╭─ Entries shown
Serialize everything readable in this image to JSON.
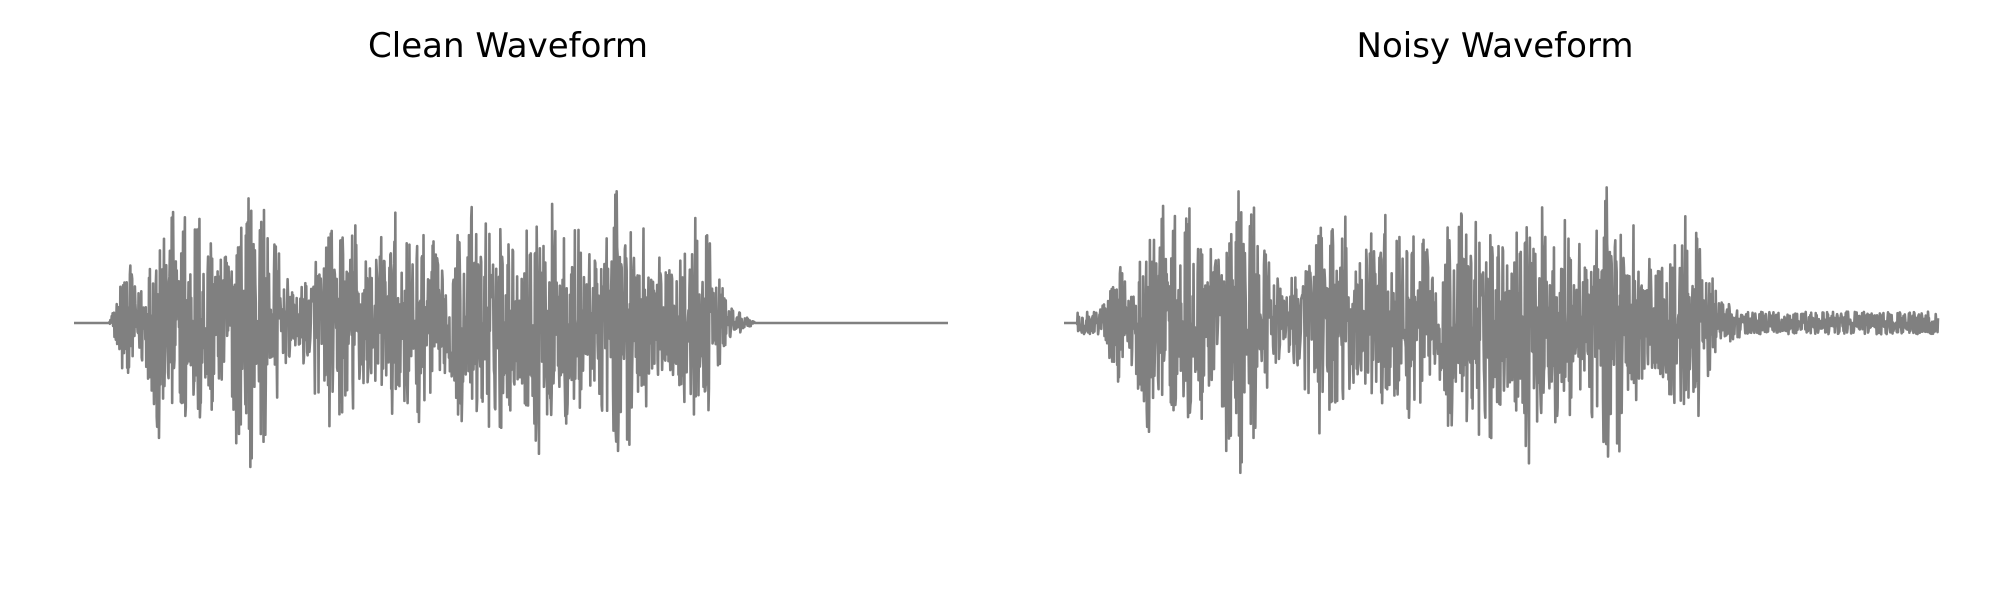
{
  "chart_data": [
    {
      "type": "line",
      "title": "Clean Waveform",
      "xlabel": "",
      "ylabel": "",
      "axes_visible": false,
      "grid": false,
      "ylim": [
        -1,
        1
      ],
      "line_color": "#808080",
      "duration_fraction_active": [
        0.05,
        0.76
      ],
      "envelope": [
        {
          "x": 0.0,
          "y": 0.0
        },
        {
          "x": 0.04,
          "y": 0.0
        },
        {
          "x": 0.05,
          "y": 0.12
        },
        {
          "x": 0.06,
          "y": 0.45
        },
        {
          "x": 0.07,
          "y": 0.25
        },
        {
          "x": 0.095,
          "y": 1.0
        },
        {
          "x": 0.11,
          "y": 0.55
        },
        {
          "x": 0.14,
          "y": 0.6
        },
        {
          "x": 0.18,
          "y": 0.8
        },
        {
          "x": 0.22,
          "y": 0.55
        },
        {
          "x": 0.25,
          "y": 0.3
        },
        {
          "x": 0.3,
          "y": 0.5
        },
        {
          "x": 0.34,
          "y": 0.75
        },
        {
          "x": 0.38,
          "y": 0.45
        },
        {
          "x": 0.43,
          "y": 0.65
        },
        {
          "x": 0.47,
          "y": 0.55
        },
        {
          "x": 0.52,
          "y": 0.82
        },
        {
          "x": 0.56,
          "y": 0.5
        },
        {
          "x": 0.6,
          "y": 0.78
        },
        {
          "x": 0.64,
          "y": 0.55
        },
        {
          "x": 0.68,
          "y": 0.62
        },
        {
          "x": 0.72,
          "y": 0.45
        },
        {
          "x": 0.76,
          "y": 0.05
        },
        {
          "x": 0.78,
          "y": 0.0
        },
        {
          "x": 1.0,
          "y": 0.0
        }
      ],
      "noise_floor": 0.0
    },
    {
      "type": "line",
      "title": "Noisy Waveform",
      "xlabel": "",
      "ylabel": "",
      "axes_visible": false,
      "grid": false,
      "ylim": [
        -1,
        1
      ],
      "line_color": "#808080",
      "duration_fraction_active": [
        0.05,
        0.76
      ],
      "envelope": [
        {
          "x": 0.0,
          "y": 0.0
        },
        {
          "x": 0.04,
          "y": 0.0
        },
        {
          "x": 0.05,
          "y": 0.12
        },
        {
          "x": 0.06,
          "y": 0.45
        },
        {
          "x": 0.07,
          "y": 0.25
        },
        {
          "x": 0.095,
          "y": 1.0
        },
        {
          "x": 0.11,
          "y": 0.55
        },
        {
          "x": 0.14,
          "y": 0.6
        },
        {
          "x": 0.18,
          "y": 0.8
        },
        {
          "x": 0.22,
          "y": 0.55
        },
        {
          "x": 0.25,
          "y": 0.3
        },
        {
          "x": 0.3,
          "y": 0.5
        },
        {
          "x": 0.34,
          "y": 0.75
        },
        {
          "x": 0.38,
          "y": 0.45
        },
        {
          "x": 0.43,
          "y": 0.65
        },
        {
          "x": 0.47,
          "y": 0.55
        },
        {
          "x": 0.52,
          "y": 0.82
        },
        {
          "x": 0.56,
          "y": 0.5
        },
        {
          "x": 0.6,
          "y": 0.78
        },
        {
          "x": 0.64,
          "y": 0.55
        },
        {
          "x": 0.68,
          "y": 0.62
        },
        {
          "x": 0.72,
          "y": 0.45
        },
        {
          "x": 0.76,
          "y": 0.05
        },
        {
          "x": 0.78,
          "y": 0.0
        },
        {
          "x": 1.0,
          "y": 0.0
        }
      ],
      "noise_floor": 0.05
    }
  ]
}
╰─
> **Problem to work on**
Each record above must be returned exactly as written, with its pictures omitted.

> **Finished answer**
Serialize everything readable in this image to JSON.
{
  "chart_data": [
    {
      "type": "line",
      "title": "Clean Waveform",
      "xlabel": "",
      "ylabel": "",
      "axes_visible": false,
      "grid": false,
      "ylim": [
        -1,
        1
      ],
      "line_color": "#808080",
      "duration_fraction_active": [
        0.05,
        0.76
      ],
      "envelope": [
        {
          "x": 0.0,
          "y": 0.0
        },
        {
          "x": 0.04,
          "y": 0.0
        },
        {
          "x": 0.05,
          "y": 0.12
        },
        {
          "x": 0.06,
          "y": 0.45
        },
        {
          "x": 0.07,
          "y": 0.25
        },
        {
          "x": 0.095,
          "y": 1.0
        },
        {
          "x": 0.11,
          "y": 0.55
        },
        {
          "x": 0.14,
          "y": 0.6
        },
        {
          "x": 0.18,
          "y": 0.8
        },
        {
          "x": 0.22,
          "y": 0.55
        },
        {
          "x": 0.25,
          "y": 0.3
        },
        {
          "x": 0.3,
          "y": 0.5
        },
        {
          "x": 0.34,
          "y": 0.75
        },
        {
          "x": 0.38,
          "y": 0.45
        },
        {
          "x": 0.43,
          "y": 0.65
        },
        {
          "x": 0.47,
          "y": 0.55
        },
        {
          "x": 0.52,
          "y": 0.82
        },
        {
          "x": 0.56,
          "y": 0.5
        },
        {
          "x": 0.6,
          "y": 0.78
        },
        {
          "x": 0.64,
          "y": 0.55
        },
        {
          "x": 0.68,
          "y": 0.62
        },
        {
          "x": 0.72,
          "y": 0.45
        },
        {
          "x": 0.76,
          "y": 0.05
        },
        {
          "x": 0.78,
          "y": 0.0
        },
        {
          "x": 1.0,
          "y": 0.0
        }
      ],
      "noise_floor": 0.0
    },
    {
      "type": "line",
      "title": "Noisy Waveform",
      "xlabel": "",
      "ylabel": "",
      "axes_visible": false,
      "grid": false,
      "ylim": [
        -1,
        1
      ],
      "line_color": "#808080",
      "duration_fraction_active": [
        0.05,
        0.76
      ],
      "envelope": [
        {
          "x": 0.0,
          "y": 0.0
        },
        {
          "x": 0.04,
          "y": 0.0
        },
        {
          "x": 0.05,
          "y": 0.12
        },
        {
          "x": 0.06,
          "y": 0.45
        },
        {
          "x": 0.07,
          "y": 0.25
        },
        {
          "x": 0.095,
          "y": 1.0
        },
        {
          "x": 0.11,
          "y": 0.55
        },
        {
          "x": 0.14,
          "y": 0.6
        },
        {
          "x": 0.18,
          "y": 0.8
        },
        {
          "x": 0.22,
          "y": 0.55
        },
        {
          "x": 0.25,
          "y": 0.3
        },
        {
          "x": 0.3,
          "y": 0.5
        },
        {
          "x": 0.34,
          "y": 0.75
        },
        {
          "x": 0.38,
          "y": 0.45
        },
        {
          "x": 0.43,
          "y": 0.65
        },
        {
          "x": 0.47,
          "y": 0.55
        },
        {
          "x": 0.52,
          "y": 0.82
        },
        {
          "x": 0.56,
          "y": 0.5
        },
        {
          "x": 0.6,
          "y": 0.78
        },
        {
          "x": 0.64,
          "y": 0.55
        },
        {
          "x": 0.68,
          "y": 0.62
        },
        {
          "x": 0.72,
          "y": 0.45
        },
        {
          "x": 0.76,
          "y": 0.05
        },
        {
          "x": 0.78,
          "y": 0.0
        },
        {
          "x": 1.0,
          "y": 0.0
        }
      ],
      "noise_floor": 0.05
    }
  ]
}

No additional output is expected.